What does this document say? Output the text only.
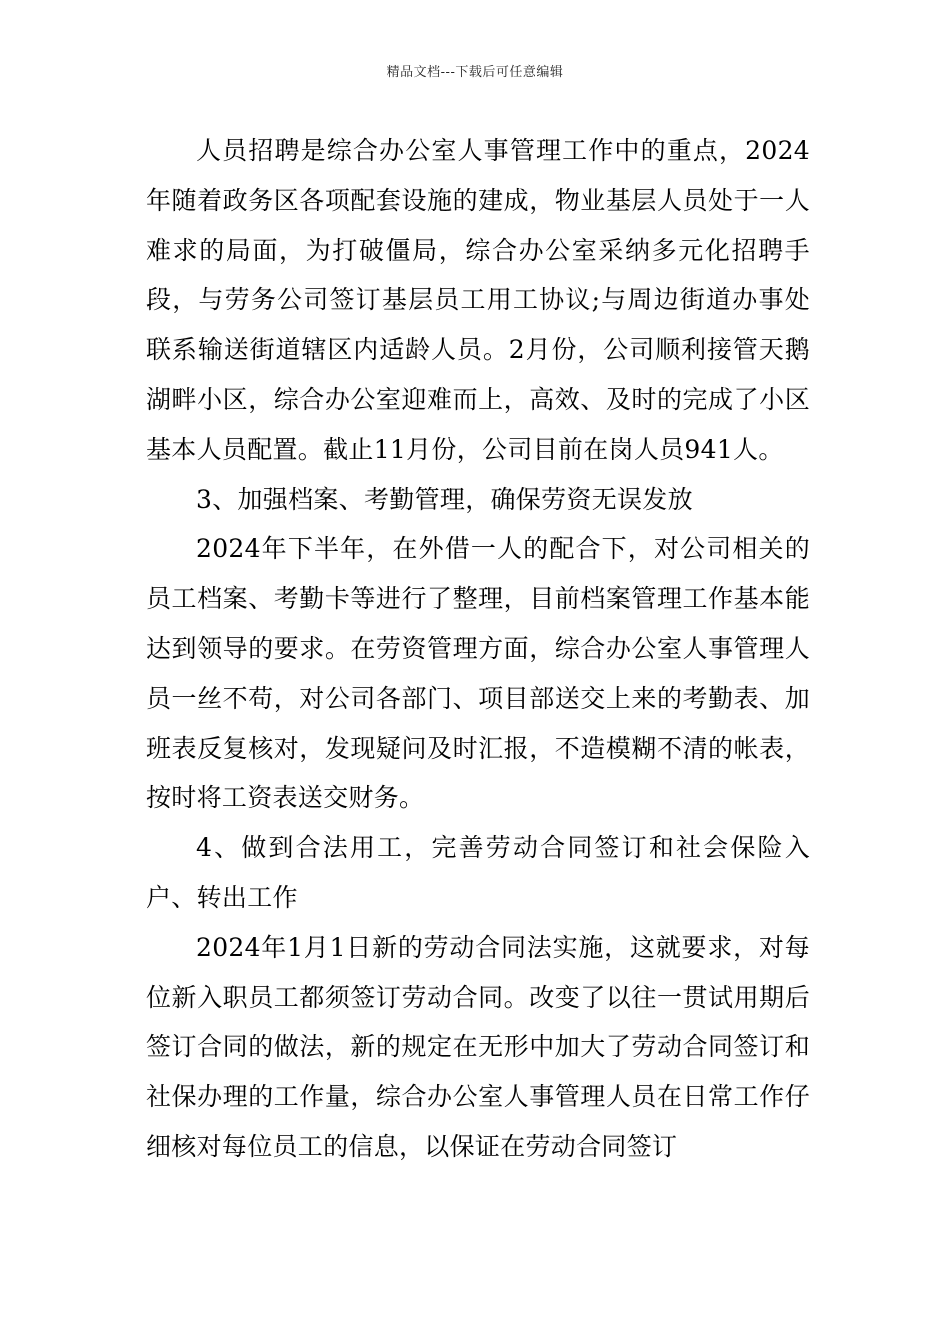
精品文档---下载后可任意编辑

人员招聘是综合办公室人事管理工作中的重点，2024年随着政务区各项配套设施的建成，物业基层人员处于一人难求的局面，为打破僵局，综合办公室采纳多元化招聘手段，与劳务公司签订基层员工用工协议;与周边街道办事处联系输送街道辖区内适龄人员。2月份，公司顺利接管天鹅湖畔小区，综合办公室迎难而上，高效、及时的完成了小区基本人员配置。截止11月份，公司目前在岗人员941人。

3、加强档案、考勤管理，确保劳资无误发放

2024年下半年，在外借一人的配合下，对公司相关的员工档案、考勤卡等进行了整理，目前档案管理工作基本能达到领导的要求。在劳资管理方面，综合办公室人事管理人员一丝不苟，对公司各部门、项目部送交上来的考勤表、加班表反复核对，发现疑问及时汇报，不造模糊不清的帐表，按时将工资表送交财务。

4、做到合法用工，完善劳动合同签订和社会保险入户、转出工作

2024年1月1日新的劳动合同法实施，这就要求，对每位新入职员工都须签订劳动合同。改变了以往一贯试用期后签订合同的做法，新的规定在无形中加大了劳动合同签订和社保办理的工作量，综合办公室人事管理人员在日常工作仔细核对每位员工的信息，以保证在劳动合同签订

**Do this**. Pictures are excluded; copy every other part of the records exactly.

**Result below**.
What does this document say? Output the text only.
精品文档---下载后可任意编辑

人员招聘是综合办公室人事管理工作中的重点，2024年随着政务区各项配套设施的建成，物业基层人员处于一人难求的局面，为打破僵局，综合办公室采纳多元化招聘手段，与劳务公司签订基层员工用工协议;与周边街道办事处联系输送街道辖区内适龄人员。2月份，公司顺利接管天鹅湖畔小区，综合办公室迎难而上，高效、及时的完成了小区基本人员配置。截止11月份，公司目前在岗人员941人。

3、加强档案、考勤管理，确保劳资无误发放

2024年下半年，在外借一人的配合下，对公司相关的员工档案、考勤卡等进行了整理，目前档案管理工作基本能达到领导的要求。在劳资管理方面，综合办公室人事管理人员一丝不苟，对公司各部门、项目部送交上来的考勤表、加班表反复核对，发现疑问及时汇报，不造模糊不清的帐表，按时将工资表送交财务。

4、做到合法用工，完善劳动合同签订和社会保险入户、转出工作

2024年1月1日新的劳动合同法实施，这就要求，对每位新入职员工都须签订劳动合同。改变了以往一贯试用期后签订合同的做法，新的规定在无形中加大了劳动合同签订和社保办理的工作量，综合办公室人事管理人员在日常工作仔细核对每位员工的信息，以保证在劳动合同签订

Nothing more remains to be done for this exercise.